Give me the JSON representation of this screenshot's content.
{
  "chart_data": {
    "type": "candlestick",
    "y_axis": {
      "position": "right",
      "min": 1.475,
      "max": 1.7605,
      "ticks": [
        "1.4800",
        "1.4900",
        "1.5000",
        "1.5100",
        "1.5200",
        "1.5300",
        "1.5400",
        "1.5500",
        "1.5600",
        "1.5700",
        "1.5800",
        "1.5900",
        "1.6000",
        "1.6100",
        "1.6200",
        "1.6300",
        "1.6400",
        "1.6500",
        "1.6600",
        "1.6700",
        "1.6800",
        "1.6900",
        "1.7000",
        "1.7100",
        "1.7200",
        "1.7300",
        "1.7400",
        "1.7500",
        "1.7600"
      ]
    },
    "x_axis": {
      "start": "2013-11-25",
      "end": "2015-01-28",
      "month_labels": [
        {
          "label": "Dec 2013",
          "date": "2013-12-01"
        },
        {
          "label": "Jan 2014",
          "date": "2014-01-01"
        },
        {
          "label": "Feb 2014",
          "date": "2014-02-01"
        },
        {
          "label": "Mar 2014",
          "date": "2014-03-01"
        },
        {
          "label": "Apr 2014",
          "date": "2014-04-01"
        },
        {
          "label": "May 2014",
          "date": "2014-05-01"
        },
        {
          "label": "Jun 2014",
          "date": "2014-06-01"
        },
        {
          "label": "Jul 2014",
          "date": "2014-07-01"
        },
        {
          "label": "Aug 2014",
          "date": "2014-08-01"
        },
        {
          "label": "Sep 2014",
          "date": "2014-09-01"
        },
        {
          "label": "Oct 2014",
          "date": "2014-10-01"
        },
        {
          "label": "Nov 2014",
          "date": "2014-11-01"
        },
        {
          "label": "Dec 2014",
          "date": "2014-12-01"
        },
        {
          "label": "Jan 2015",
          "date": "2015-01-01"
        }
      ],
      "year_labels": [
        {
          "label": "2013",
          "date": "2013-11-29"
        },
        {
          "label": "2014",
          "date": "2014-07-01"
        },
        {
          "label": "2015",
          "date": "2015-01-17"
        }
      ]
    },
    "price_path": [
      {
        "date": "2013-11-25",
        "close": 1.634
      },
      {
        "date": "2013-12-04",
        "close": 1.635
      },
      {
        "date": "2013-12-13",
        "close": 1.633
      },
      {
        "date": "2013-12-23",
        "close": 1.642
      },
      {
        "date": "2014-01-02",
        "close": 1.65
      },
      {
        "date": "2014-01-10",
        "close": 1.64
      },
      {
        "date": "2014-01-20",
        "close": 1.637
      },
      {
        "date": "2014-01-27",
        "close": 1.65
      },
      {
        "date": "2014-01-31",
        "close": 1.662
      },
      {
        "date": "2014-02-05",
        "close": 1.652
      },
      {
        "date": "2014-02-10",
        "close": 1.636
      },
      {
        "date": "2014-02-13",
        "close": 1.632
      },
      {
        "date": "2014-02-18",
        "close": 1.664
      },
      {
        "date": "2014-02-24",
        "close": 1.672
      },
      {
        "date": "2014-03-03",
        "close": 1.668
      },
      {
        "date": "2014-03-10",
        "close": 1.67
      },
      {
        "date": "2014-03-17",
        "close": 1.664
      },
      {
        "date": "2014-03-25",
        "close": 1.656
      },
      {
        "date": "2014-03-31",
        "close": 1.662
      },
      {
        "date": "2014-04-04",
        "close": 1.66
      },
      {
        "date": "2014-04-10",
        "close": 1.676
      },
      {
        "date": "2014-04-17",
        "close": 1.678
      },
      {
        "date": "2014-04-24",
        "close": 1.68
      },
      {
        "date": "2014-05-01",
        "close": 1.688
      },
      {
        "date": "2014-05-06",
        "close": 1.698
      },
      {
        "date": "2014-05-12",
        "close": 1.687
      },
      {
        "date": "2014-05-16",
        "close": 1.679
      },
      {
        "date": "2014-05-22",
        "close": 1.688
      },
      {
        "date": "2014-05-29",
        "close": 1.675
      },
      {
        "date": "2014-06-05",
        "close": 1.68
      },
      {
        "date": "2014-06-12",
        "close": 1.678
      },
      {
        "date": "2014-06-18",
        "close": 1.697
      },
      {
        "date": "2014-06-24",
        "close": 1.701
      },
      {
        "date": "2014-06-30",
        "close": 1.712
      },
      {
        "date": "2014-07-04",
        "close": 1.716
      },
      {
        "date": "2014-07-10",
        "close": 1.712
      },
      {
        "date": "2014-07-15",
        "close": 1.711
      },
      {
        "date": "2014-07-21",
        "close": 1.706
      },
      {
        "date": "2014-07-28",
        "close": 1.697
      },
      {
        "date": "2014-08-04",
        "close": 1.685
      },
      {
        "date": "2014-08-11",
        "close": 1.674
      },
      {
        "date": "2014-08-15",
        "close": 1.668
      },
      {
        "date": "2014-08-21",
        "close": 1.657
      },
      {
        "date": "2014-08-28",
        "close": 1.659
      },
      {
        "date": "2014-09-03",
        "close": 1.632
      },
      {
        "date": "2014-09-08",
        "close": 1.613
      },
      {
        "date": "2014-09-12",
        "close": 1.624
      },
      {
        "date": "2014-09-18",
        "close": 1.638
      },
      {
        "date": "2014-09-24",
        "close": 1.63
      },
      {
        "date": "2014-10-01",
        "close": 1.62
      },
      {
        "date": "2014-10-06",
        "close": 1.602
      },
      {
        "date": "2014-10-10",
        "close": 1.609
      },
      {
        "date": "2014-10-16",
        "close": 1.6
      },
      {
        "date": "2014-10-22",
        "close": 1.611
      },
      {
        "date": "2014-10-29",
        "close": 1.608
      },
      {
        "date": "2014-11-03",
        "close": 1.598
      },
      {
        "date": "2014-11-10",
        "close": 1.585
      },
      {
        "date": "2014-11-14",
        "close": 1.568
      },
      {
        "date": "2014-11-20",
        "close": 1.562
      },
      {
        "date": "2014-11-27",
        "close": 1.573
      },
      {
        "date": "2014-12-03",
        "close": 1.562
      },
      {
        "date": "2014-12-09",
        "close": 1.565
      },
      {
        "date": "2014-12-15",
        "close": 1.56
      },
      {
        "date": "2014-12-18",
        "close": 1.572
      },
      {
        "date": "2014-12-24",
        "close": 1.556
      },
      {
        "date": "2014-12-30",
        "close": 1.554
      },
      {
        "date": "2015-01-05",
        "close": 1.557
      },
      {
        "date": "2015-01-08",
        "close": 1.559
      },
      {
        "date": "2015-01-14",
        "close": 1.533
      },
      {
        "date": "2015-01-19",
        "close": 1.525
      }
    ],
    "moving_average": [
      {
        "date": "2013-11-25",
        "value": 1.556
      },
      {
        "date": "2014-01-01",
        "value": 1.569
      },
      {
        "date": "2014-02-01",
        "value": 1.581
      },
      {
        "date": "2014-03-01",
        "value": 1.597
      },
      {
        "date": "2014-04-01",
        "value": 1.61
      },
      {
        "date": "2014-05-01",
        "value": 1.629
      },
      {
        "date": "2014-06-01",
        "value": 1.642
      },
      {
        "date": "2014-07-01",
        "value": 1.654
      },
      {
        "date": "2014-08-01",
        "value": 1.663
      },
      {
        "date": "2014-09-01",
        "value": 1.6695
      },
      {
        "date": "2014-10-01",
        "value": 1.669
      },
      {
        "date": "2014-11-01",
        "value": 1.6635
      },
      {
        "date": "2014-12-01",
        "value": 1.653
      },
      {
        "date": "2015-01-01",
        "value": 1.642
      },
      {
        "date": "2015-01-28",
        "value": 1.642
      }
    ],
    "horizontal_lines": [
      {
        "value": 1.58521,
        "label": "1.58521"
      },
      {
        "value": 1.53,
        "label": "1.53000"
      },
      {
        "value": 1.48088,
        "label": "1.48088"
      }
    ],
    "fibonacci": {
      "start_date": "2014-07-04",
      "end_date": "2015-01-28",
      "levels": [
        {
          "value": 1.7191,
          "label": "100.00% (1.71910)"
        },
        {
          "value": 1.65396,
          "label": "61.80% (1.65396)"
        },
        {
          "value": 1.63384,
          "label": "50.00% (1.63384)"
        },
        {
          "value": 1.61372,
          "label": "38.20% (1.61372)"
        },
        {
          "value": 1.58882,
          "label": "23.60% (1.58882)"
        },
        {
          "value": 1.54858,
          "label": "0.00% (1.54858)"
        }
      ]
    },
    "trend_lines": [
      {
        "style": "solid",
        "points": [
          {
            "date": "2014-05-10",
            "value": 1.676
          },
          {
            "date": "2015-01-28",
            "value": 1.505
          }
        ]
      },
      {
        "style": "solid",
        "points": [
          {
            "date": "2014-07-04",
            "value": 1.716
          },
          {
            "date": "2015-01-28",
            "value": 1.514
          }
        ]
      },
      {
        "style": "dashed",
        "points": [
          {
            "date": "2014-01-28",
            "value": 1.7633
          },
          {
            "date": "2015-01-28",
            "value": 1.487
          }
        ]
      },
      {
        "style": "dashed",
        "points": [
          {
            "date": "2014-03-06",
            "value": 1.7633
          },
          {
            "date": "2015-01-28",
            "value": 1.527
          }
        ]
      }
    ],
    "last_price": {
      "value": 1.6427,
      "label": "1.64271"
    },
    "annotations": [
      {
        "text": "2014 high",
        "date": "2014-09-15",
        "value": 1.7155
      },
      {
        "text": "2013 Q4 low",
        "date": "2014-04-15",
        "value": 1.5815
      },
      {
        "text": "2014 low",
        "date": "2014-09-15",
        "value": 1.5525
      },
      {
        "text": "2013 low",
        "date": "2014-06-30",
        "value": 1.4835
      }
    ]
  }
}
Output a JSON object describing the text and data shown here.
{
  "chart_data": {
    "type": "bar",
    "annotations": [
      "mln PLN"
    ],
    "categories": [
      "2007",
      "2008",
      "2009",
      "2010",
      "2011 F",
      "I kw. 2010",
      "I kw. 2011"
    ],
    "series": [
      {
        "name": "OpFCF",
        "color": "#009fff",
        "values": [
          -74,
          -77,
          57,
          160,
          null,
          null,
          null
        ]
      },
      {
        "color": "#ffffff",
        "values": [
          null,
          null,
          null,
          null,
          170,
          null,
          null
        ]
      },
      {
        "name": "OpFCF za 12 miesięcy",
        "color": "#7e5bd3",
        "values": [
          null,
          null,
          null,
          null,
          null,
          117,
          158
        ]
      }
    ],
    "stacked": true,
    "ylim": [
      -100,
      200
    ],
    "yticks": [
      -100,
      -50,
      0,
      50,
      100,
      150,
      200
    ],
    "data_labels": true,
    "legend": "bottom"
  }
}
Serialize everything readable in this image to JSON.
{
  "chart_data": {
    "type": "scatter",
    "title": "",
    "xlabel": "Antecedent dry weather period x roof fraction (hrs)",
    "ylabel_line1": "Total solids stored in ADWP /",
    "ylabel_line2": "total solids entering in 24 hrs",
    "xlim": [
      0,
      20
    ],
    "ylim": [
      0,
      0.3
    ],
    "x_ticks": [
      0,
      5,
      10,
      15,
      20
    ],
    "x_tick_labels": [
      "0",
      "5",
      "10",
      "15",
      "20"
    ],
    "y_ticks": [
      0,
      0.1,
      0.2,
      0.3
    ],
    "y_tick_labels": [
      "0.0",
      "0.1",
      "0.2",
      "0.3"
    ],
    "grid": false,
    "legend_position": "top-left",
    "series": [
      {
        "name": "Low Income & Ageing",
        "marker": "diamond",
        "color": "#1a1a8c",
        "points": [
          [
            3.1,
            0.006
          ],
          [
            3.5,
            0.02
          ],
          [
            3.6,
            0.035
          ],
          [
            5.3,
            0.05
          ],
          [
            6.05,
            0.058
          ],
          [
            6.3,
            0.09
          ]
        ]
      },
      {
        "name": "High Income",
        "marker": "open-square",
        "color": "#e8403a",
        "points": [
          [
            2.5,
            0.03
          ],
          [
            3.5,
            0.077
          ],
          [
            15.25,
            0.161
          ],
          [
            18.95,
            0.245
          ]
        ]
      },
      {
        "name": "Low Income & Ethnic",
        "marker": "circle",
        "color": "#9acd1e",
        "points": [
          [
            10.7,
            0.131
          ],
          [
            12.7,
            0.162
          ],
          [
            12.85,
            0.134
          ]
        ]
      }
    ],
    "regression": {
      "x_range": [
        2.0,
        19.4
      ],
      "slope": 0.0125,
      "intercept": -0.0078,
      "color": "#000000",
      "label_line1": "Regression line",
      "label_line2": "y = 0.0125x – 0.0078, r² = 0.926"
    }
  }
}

Exercise brief:
Go through the data above and find the lines with the word "marker". Copy each of those lines.

Full response:
        "marker": "diamond",
        "marker": "open-square",
        "marker": "circle",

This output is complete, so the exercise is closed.